#### YOUR TASK
Transcribe every line, keeping it exact.

#### RAW RECORDS

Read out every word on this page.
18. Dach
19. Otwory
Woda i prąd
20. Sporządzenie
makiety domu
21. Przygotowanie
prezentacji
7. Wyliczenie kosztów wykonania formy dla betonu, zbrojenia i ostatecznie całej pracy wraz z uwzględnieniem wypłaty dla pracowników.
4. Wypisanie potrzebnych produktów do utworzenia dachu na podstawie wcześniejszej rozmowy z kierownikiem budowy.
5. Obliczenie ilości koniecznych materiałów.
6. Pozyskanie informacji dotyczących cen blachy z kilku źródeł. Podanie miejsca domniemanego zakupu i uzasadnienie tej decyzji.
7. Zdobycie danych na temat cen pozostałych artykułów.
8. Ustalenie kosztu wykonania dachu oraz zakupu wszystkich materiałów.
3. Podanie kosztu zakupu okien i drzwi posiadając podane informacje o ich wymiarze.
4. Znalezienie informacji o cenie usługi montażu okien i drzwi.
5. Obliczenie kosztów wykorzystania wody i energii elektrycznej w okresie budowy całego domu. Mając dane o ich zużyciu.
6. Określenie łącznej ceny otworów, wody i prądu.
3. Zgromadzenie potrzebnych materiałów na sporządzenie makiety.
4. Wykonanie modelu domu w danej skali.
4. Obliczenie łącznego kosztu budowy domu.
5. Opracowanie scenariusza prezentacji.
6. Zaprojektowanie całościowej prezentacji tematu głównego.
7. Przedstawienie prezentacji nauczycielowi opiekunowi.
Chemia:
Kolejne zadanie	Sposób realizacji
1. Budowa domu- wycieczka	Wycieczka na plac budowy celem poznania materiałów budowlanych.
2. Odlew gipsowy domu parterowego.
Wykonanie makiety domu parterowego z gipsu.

#### THE OUTPUT
Read out every word on this page.
18. Dach
19. Otwory
Woda i prąd
20. Sporządzenie
makiety domu
21. Przygotowanie
prezentacji
7. Wyliczenie kosztów wykonania formy dla betonu, zbrojenia i ostatecznie całej pracy wraz z uwzględnieniem wypłaty dla pracowników.
4. Wypisanie potrzebnych produktów do utworzenia dachu na podstawie wcześniejszej rozmowy z kierownikiem budowy.
5. Obliczenie ilości koniecznych materiałów.
6. Pozyskanie informacji dotyczących cen blachy z kilku źródeł. Podanie miejsca domniemanego zakupu i uzasadnienie tej decyzji.
7. Zdobycie danych na temat cen pozostałych artykułów.
8. Ustalenie kosztu wykonania dachu oraz zakupu wszystkich materiałów.
3. Podanie kosztu zakupu okien i drzwi posiadając podane informacje o ich wymiarze.
4. Znalezienie informacji o cenie usługi montażu okien i drzwi.
5. Obliczenie kosztów wykorzystania wody i energii elektrycznej w okresie budowy całego domu. Mając dane o ich zużyciu.
6. Określenie łącznej ceny otworów, wody i prądu.
3. Zgromadzenie potrzebnych materiałów na sporządzenie makiety.
4. Wykonanie modelu domu w danej skali.
4. Obliczenie łącznego kosztu budowy domu.
5. Opracowanie scenariusza prezentacji.
6. Zaprojektowanie całościowej prezentacji tematu głównego.
7. Przedstawienie prezentacji nauczycielowi opiekunowi.
Chemia:
Kolejne zadanie	Sposób realizacji
1. Budowa domu- wycieczka	Wycieczka na plac budowy celem poznania materiałów budowlanych.
2. Odlew gipsowy domu parterowego.
Wykonanie makiety domu parterowego z gipsu.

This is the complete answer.